# Exercise requirements
Return a copy of each line that holds the string "ylabel".
○ ○ ○ ○
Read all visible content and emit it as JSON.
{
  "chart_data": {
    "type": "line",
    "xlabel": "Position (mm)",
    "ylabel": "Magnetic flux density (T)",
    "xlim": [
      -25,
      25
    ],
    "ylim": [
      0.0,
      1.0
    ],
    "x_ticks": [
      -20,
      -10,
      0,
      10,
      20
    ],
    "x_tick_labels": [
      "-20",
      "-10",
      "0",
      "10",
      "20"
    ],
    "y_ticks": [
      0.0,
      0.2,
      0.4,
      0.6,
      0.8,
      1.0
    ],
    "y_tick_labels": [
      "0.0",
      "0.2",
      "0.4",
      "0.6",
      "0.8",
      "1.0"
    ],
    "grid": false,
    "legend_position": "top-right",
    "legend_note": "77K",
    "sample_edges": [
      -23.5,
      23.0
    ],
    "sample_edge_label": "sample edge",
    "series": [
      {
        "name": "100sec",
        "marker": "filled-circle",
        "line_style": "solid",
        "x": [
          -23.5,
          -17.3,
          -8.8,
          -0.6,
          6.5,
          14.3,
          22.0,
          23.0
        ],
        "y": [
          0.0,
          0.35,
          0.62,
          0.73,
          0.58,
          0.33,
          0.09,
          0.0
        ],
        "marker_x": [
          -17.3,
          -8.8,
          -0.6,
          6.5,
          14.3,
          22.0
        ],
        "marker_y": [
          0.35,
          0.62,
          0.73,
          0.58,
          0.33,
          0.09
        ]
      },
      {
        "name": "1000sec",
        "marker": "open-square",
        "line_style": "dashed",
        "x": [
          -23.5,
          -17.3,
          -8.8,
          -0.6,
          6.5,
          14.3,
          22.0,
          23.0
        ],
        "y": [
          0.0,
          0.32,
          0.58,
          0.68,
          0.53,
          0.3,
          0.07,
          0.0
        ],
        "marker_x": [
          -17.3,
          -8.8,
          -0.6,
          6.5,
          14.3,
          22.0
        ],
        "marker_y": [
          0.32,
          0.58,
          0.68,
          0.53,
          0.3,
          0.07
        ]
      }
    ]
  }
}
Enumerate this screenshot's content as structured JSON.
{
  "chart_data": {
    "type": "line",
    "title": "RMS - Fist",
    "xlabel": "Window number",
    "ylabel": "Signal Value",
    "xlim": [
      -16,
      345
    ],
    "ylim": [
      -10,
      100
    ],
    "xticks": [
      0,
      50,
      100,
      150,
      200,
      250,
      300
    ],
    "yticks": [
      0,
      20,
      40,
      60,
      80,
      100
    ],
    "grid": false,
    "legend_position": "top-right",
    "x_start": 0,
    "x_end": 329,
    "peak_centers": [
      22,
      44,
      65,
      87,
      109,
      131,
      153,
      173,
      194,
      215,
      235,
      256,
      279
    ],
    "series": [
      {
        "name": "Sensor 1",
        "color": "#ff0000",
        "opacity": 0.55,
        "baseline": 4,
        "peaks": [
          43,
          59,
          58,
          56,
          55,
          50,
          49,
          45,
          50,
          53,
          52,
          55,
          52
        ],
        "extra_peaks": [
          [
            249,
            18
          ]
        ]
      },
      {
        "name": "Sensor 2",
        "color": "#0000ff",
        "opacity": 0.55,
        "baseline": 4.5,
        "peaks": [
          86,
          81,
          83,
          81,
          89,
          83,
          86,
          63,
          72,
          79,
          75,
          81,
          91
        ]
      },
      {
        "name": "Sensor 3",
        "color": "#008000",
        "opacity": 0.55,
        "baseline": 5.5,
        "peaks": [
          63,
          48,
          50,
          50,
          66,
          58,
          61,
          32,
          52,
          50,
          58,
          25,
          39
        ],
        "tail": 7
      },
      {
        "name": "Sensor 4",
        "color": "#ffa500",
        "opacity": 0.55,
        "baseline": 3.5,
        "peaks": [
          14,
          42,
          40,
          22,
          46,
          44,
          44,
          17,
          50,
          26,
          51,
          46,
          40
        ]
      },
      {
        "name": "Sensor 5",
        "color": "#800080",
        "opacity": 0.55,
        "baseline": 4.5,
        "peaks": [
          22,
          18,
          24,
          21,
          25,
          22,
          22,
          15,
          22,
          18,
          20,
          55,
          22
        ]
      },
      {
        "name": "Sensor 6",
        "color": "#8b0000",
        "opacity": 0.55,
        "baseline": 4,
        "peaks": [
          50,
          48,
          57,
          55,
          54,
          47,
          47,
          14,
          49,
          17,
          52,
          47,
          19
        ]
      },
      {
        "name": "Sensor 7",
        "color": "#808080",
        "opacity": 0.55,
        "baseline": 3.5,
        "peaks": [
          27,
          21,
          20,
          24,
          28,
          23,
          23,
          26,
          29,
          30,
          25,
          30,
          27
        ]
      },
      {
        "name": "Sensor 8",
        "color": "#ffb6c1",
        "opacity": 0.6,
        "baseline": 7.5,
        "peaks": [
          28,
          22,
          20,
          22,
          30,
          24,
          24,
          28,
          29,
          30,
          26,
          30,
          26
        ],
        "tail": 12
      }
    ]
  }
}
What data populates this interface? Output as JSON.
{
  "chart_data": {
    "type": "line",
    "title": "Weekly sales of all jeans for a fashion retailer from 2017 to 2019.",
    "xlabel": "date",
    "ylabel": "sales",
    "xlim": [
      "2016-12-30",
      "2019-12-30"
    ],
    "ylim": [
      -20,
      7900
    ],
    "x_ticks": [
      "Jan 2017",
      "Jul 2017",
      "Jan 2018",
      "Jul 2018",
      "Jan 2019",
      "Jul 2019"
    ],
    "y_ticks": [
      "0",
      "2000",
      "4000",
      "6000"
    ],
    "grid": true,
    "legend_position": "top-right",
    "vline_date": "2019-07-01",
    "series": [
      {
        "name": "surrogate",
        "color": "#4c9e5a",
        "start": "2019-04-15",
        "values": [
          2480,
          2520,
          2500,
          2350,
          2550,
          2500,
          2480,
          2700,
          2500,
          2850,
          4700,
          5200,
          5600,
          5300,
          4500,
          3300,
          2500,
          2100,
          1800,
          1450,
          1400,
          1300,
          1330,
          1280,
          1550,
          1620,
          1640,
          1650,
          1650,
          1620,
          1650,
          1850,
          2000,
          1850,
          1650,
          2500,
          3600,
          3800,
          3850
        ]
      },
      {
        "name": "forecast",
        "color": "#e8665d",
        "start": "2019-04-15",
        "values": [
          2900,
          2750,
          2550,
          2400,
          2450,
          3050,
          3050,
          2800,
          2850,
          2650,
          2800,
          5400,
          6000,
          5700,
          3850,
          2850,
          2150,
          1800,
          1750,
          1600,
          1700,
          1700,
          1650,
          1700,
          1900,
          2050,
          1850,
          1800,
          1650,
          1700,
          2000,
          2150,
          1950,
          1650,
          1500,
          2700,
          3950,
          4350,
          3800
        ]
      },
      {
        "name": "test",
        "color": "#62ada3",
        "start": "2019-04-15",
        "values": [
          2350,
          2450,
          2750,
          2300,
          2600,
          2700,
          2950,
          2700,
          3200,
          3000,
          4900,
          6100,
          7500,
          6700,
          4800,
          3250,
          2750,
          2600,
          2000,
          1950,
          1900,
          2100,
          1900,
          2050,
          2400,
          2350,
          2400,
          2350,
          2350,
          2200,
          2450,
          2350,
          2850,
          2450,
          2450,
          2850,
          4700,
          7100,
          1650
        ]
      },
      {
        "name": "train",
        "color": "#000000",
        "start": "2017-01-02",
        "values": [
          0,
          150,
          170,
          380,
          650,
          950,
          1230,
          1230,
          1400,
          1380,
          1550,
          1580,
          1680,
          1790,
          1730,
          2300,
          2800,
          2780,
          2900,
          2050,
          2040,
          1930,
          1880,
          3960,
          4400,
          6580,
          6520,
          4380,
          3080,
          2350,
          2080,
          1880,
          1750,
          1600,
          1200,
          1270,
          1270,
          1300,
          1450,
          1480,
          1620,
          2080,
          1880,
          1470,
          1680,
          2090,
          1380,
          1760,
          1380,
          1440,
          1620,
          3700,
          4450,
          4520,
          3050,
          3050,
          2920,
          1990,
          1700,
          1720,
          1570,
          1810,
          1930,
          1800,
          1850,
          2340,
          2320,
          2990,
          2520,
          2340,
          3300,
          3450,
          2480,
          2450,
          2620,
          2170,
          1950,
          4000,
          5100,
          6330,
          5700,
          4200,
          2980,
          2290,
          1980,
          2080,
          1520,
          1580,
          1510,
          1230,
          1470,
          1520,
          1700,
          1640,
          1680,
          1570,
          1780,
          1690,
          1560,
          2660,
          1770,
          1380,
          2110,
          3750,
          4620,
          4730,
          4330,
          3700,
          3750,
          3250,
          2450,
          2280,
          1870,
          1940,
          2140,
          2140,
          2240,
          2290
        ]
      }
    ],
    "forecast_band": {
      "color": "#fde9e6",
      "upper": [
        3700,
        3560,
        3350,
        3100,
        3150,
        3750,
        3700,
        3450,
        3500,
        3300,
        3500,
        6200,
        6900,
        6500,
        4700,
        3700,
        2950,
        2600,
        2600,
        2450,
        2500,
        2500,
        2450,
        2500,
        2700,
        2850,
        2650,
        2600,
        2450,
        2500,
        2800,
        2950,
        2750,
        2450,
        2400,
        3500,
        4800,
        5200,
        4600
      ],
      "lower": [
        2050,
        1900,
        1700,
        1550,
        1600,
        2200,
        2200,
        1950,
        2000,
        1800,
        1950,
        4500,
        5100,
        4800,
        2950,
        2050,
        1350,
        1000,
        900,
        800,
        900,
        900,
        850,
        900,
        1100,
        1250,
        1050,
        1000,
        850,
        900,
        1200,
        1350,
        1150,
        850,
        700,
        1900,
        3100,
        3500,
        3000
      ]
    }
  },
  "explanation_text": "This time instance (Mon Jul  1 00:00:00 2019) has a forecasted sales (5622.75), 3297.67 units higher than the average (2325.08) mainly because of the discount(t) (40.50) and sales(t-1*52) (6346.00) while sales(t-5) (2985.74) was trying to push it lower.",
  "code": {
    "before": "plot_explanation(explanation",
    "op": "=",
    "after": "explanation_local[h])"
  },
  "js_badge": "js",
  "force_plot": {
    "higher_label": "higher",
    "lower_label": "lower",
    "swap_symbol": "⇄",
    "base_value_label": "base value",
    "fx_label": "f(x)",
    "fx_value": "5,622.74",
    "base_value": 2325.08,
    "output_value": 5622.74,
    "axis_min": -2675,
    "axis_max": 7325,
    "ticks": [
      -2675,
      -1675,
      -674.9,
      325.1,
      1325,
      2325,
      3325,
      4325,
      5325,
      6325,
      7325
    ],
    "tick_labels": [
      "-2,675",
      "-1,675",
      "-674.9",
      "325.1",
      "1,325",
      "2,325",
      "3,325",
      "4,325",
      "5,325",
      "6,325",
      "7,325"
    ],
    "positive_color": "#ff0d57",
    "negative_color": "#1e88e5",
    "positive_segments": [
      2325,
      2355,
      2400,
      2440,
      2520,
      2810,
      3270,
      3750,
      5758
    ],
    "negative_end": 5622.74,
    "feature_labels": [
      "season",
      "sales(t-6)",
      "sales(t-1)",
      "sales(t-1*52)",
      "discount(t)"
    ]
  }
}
○ ○ ○ ○
# Result for this exercise
    "ylabel": "Magnetic flux density (T)",
    "ylabel": "Signal Value",
    "ylabel": "sales",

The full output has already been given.